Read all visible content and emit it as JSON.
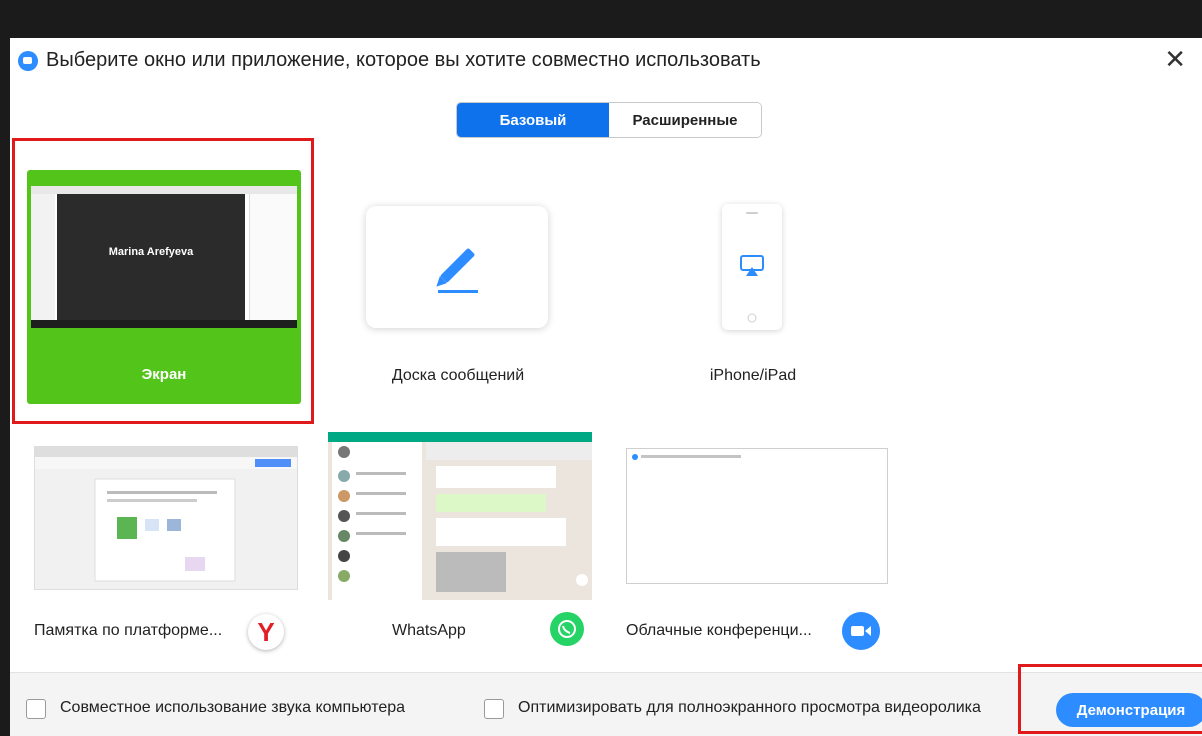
{
  "window": {
    "title": "Выберите окно или приложение, которое вы хотите совместно использовать"
  },
  "tabs": [
    {
      "label": "Базовый",
      "active": true
    },
    {
      "label": "Расширенные",
      "active": false
    }
  ],
  "tiles": {
    "screen": {
      "label": "Экран",
      "thumbnail_name": "Marina Arefyeva",
      "selected": true
    },
    "whiteboard": {
      "label": "Доска сообщений",
      "icon": "pencil-icon"
    },
    "iphone": {
      "label": "iPhone/iPad",
      "icon": "airplay-icon"
    }
  },
  "windows": [
    {
      "label": "Памятка по платформе...",
      "icon": "yandex-browser-icon"
    },
    {
      "label": "WhatsApp",
      "icon": "whatsapp-icon"
    },
    {
      "label": "Облачные конференци...",
      "icon": "zoom-icon"
    }
  ],
  "footer": {
    "share_audio": "Совместное использование звука компьютера",
    "optimize_video": "Оптимизировать для полноэкранного просмотра видеоролика",
    "share_button": "Демонстрация"
  },
  "colors": {
    "accent": "#0e72ed",
    "selected_tile": "#52c41a",
    "highlight": "#e0191b",
    "zoom": "#2d8cff"
  }
}
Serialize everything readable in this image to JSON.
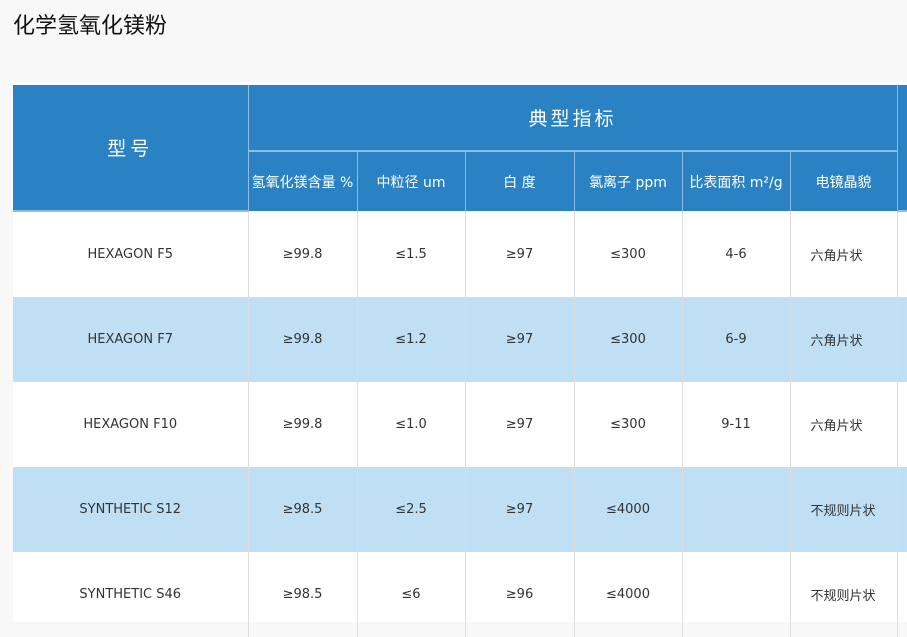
{
  "page_title": "化学氢氧化镁粉",
  "table": {
    "model_header": "型号",
    "group_header": "典型指标",
    "columns": [
      "氢氧化镁含量 %",
      "中粒径 um",
      "白 度",
      "氯离子 ppm",
      "比表面积 m²/g",
      "电镜晶貌"
    ],
    "rows": [
      {
        "model": "HEXAGON F5",
        "cells": [
          "≥99.8",
          "≤1.5",
          "≥97",
          "≤300",
          "4-6",
          "六角片状"
        ]
      },
      {
        "model": "HEXAGON F7",
        "cells": [
          "≥99.8",
          "≤1.2",
          "≥97",
          "≤300",
          "6-9",
          "六角片状"
        ]
      },
      {
        "model": "HEXAGON F10",
        "cells": [
          "≥99.8",
          "≤1.0",
          "≥97",
          "≤300",
          "9-11",
          "六角片状"
        ]
      },
      {
        "model": "SYNTHETIC S12",
        "cells": [
          "≥98.5",
          "≤2.5",
          "≥97",
          "≤4000",
          "",
          "不规则片状"
        ]
      },
      {
        "model": "SYNTHETIC S46",
        "cells": [
          "≥98.5",
          "≤6",
          "≥96",
          "≤4000",
          "",
          "不规则片状"
        ]
      }
    ]
  },
  "colors": {
    "header": "#2a82c2",
    "alt_row": "#bfe0f4"
  }
}
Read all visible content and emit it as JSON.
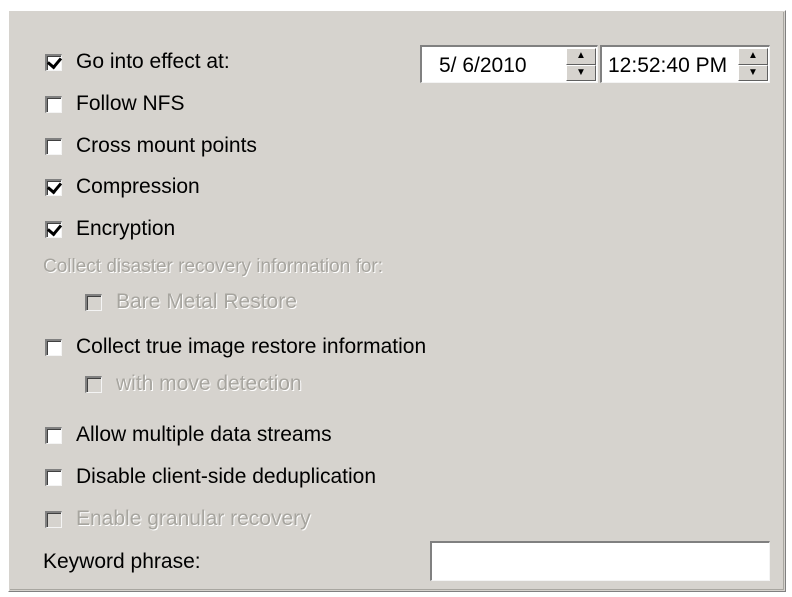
{
  "options": {
    "go_into_effect": {
      "label": "Go into effect at:",
      "checked": true
    },
    "follow_nfs": {
      "label": "Follow NFS",
      "checked": false
    },
    "cross_mount_points": {
      "label": "Cross mount points",
      "checked": false
    },
    "compression": {
      "label": "Compression",
      "checked": true
    },
    "encryption": {
      "label": "Encryption",
      "checked": true
    },
    "disaster_recovery_heading": "Collect disaster recovery information for:",
    "bare_metal_restore": {
      "label": "Bare Metal Restore",
      "checked": false,
      "enabled": false
    },
    "true_image_restore": {
      "label": "Collect true image restore information",
      "checked": false
    },
    "move_detection": {
      "label": "with move detection",
      "checked": false,
      "enabled": false
    },
    "multiple_data_streams": {
      "label": "Allow multiple data streams",
      "checked": false
    },
    "disable_dedup": {
      "label": "Disable client-side deduplication",
      "checked": false
    },
    "granular_recovery": {
      "label": "Enable granular recovery",
      "checked": false,
      "enabled": false
    }
  },
  "effective_date": "5/ 6/2010",
  "effective_time": "12:52:40 PM",
  "keyword": {
    "label": "Keyword phrase:",
    "value": ""
  }
}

--- --- ---

▶ [EXERCISE PROMPT]
Copy each line in full and exactly, omitting any picture.

▶ [OUTPUT OF THE TASK]
Read all visible content and emit it as JSON.
{
  "window": {
    "title": "Выберите окно или приложение, которое вы хотите совместно использовать"
  },
  "tabs": [
    {
      "label": "Базовый",
      "active": true
    },
    {
      "label": "Расширенные",
      "active": false
    }
  ],
  "tiles": {
    "screen": {
      "label": "Экран",
      "thumbnail_name": "Marina Arefyeva",
      "selected": true
    },
    "whiteboard": {
      "label": "Доска сообщений",
      "icon": "pencil-icon"
    },
    "iphone": {
      "label": "iPhone/iPad",
      "icon": "airplay-icon"
    }
  },
  "windows": [
    {
      "label": "Памятка по платформе...",
      "icon": "yandex-browser-icon"
    },
    {
      "label": "WhatsApp",
      "icon": "whatsapp-icon"
    },
    {
      "label": "Облачные конференци...",
      "icon": "zoom-icon"
    }
  ],
  "footer": {
    "share_audio": "Совместное использование звука компьютера",
    "optimize_video": "Оптимизировать для полноэкранного просмотра видеоролика",
    "share_button": "Демонстрация"
  },
  "colors": {
    "accent": "#0e72ed",
    "selected_tile": "#52c41a",
    "highlight": "#e0191b",
    "zoom": "#2d8cff"
  }
}
Serialize everything readable in this image to JSON.
{
  "page_title": "化学氢氧化镁粉",
  "table": {
    "model_header": "型号",
    "group_header": "典型指标",
    "columns": [
      "氢氧化镁含量 %",
      "中粒径 um",
      "白 度",
      "氯离子 ppm",
      "比表面积 m²/g",
      "电镜晶貌"
    ],
    "rows": [
      {
        "model": "HEXAGON F5",
        "cells": [
          "≥99.8",
          "≤1.5",
          "≥97",
          "≤300",
          "4-6",
          "六角片状"
        ]
      },
      {
        "model": "HEXAGON F7",
        "cells": [
          "≥99.8",
          "≤1.2",
          "≥97",
          "≤300",
          "6-9",
          "六角片状"
        ]
      },
      {
        "model": "HEXAGON F10",
        "cells": [
          "≥99.8",
          "≤1.0",
          "≥97",
          "≤300",
          "9-11",
          "六角片状"
        ]
      },
      {
        "model": "SYNTHETIC S12",
        "cells": [
          "≥98.5",
          "≤2.5",
          "≥97",
          "≤4000",
          "",
          "不规则片状"
        ]
      },
      {
        "model": "SYNTHETIC S46",
        "cells": [
          "≥98.5",
          "≤6",
          "≥96",
          "≤4000",
          "",
          "不规则片状"
        ]
      }
    ]
  },
  "colors": {
    "header": "#2a82c2",
    "alt_row": "#bfe0f4"
  }
}
Read all visible content and emit it as JSON.
{
  "options": {
    "go_into_effect": {
      "label": "Go into effect at:",
      "checked": true
    },
    "follow_nfs": {
      "label": "Follow NFS",
      "checked": false
    },
    "cross_mount_points": {
      "label": "Cross mount points",
      "checked": false
    },
    "compression": {
      "label": "Compression",
      "checked": true
    },
    "encryption": {
      "label": "Encryption",
      "checked": true
    },
    "disaster_recovery_heading": "Collect disaster recovery information for:",
    "bare_metal_restore": {
      "label": "Bare Metal Restore",
      "checked": false,
      "enabled": false
    },
    "true_image_restore": {
      "label": "Collect true image restore information",
      "checked": false
    },
    "move_detection": {
      "label": "with move detection",
      "checked": false,
      "enabled": false
    },
    "multiple_data_streams": {
      "label": "Allow multiple data streams",
      "checked": false
    },
    "disable_dedup": {
      "label": "Disable client-side deduplication",
      "checked": false
    },
    "granular_recovery": {
      "label": "Enable granular recovery",
      "checked": false,
      "enabled": false
    }
  },
  "effective_date": "5/ 6/2010",
  "effective_time": "12:52:40 PM",
  "keyword": {
    "label": "Keyword phrase:",
    "value": ""
  }
}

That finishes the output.